GIVEN EXERCISE:
Read the records below. Copy each line where the string "color" occurs.

DATASET EXTRACT:
═══

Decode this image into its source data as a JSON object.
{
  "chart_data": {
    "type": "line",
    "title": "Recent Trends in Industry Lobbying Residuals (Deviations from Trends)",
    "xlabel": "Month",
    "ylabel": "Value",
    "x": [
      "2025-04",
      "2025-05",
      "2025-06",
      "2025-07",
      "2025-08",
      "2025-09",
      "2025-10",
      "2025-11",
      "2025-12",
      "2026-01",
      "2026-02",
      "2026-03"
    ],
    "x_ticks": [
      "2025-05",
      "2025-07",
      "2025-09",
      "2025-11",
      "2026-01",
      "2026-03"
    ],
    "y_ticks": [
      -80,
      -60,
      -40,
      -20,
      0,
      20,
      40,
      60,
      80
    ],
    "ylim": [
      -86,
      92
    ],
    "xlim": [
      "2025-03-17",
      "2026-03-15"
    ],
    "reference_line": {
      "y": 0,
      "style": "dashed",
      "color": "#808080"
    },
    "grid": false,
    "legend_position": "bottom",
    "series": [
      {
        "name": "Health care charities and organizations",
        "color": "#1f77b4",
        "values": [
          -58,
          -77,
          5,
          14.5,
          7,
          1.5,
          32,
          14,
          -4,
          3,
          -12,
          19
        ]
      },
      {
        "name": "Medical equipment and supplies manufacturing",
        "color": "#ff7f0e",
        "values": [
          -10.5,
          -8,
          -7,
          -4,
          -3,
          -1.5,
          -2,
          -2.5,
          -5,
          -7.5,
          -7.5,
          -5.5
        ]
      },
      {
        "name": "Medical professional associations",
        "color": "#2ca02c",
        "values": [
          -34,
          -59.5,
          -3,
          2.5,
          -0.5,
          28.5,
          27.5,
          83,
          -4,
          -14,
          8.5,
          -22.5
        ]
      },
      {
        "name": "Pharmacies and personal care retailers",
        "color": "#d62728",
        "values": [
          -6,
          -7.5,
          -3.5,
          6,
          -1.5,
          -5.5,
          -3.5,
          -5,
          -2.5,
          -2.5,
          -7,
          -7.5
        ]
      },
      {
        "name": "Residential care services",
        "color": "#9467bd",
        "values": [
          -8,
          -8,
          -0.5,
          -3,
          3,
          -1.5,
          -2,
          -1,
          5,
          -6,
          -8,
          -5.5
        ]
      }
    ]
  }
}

═══

FULL RESPONSE:
      "color": "#808080"
        "color": "#1f77b4",
        "color": "#ff7f0e",
        "color": "#2ca02c",
        "color": "#d62728",
        "color": "#9467bd",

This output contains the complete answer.